REQUIREMENT = Give the stretch of records from the start through the line containing "The thread 28 is at (710, 385).", both ends included, as a Markdown table with the columns No. and Line. Skip blank lines and leave the pictures out.

:: MATERIAL

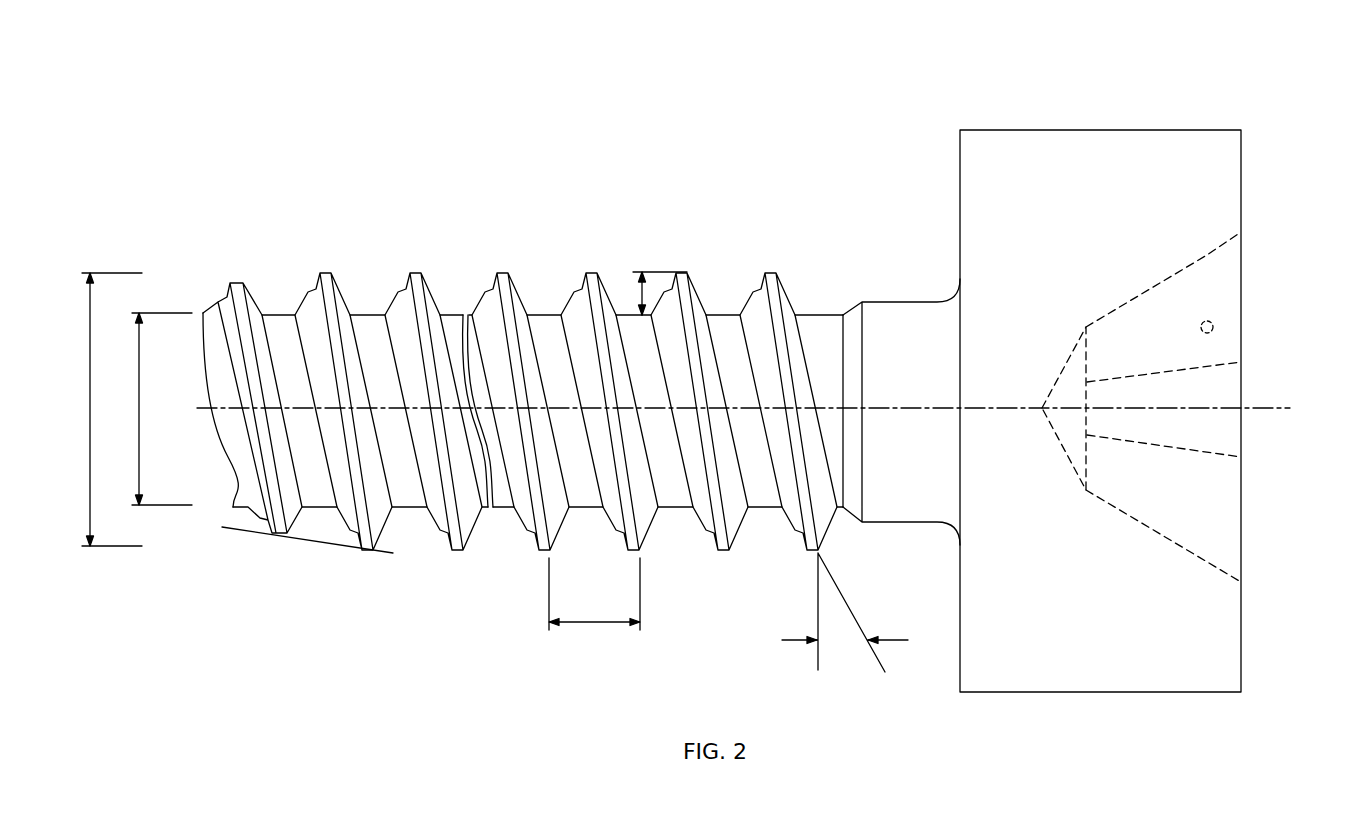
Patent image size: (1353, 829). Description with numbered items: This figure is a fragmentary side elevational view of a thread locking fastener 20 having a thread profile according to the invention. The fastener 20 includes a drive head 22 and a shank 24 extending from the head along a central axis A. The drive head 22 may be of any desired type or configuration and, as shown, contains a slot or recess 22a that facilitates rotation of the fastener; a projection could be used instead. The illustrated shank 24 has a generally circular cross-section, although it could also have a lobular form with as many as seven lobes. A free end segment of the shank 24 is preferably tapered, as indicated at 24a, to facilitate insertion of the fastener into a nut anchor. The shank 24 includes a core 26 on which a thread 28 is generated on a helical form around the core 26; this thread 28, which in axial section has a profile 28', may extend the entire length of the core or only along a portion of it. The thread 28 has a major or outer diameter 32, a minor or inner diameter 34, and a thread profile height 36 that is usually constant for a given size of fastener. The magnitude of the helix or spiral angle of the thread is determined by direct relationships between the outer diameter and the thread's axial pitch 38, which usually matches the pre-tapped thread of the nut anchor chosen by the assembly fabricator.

The thread locking fastener 20 is at (293, 615).
The drive head 22 is at (1112, 130).
The slot or recess 22a is at (1207, 255).
The shank 24 is at (812, 285).
The tapered free end segment 24a is at (292, 538).
The core 26 is at (818, 315).
The thread 28 is at (710, 385).
The thread profile 28' is at (512, 385).
The major or outer diameter 32 is at (95, 409).
The minor or inner diameter 34 is at (162, 409).
The thread profile height 36 is at (642, 292).
The axial pitch 38 is at (594, 608).
The central axis A is at (1262, 408).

::::

RESULT =
| No. | Line |
|---|---|
| 1 | Patent image size: (1353, 829). Description with numbered items: This figure is a fragmentary side elevational view of a thread locking fastener 20 having a thread profile according to the invention. The fastener 20 includes a drive head 22 and a shank 24 extending from the head along a central axis A. The drive head 22 may be of any desired type or configuration and, as shown, contains a slot or recess 22a that facilitates rotation of the fastener; a projection could be used instead. The illustrated shank 24 has a generally circular cross-section, although it could also have a lobular form with as many as seven lobes. A free end segment of the shank 24 is preferably tapered, as indicated at 24a, to facilitate insertion of the fastener into a nut anchor. The shank 24 includes a core 26 on which a thread 28 is generated on a helical form around the core 26; this thread 28, which in axial section has a profile 28', may extend the entire length of the core or only along a portion of it. The thread 28 has a major or outer diameter 32, a minor or inner diameter 34, and a thread profile height 36 that is usually constant for a given size of fastener. The magnitude of the helix or spiral angle of the thread is determined by direct relationships between the outer diameter and the thread's axial pitch 38, which usually matches the pre-tapped thread of the nut anchor chosen by the assembly fabricator. |
| 2 | The thread locking fastener 20 is at (293, 615). |
| 3 | The drive head 22 is at (1112, 130). |
| 4 | The slot or recess 22a is at (1207, 255). |
| 5 | The shank 24 is at (812, 285). |
| 6 | The tapered free end segment 24a is at (292, 538). |
| 7 | The core 26 is at (818, 315). |
| 8 | The thread 28 is at (710, 385). |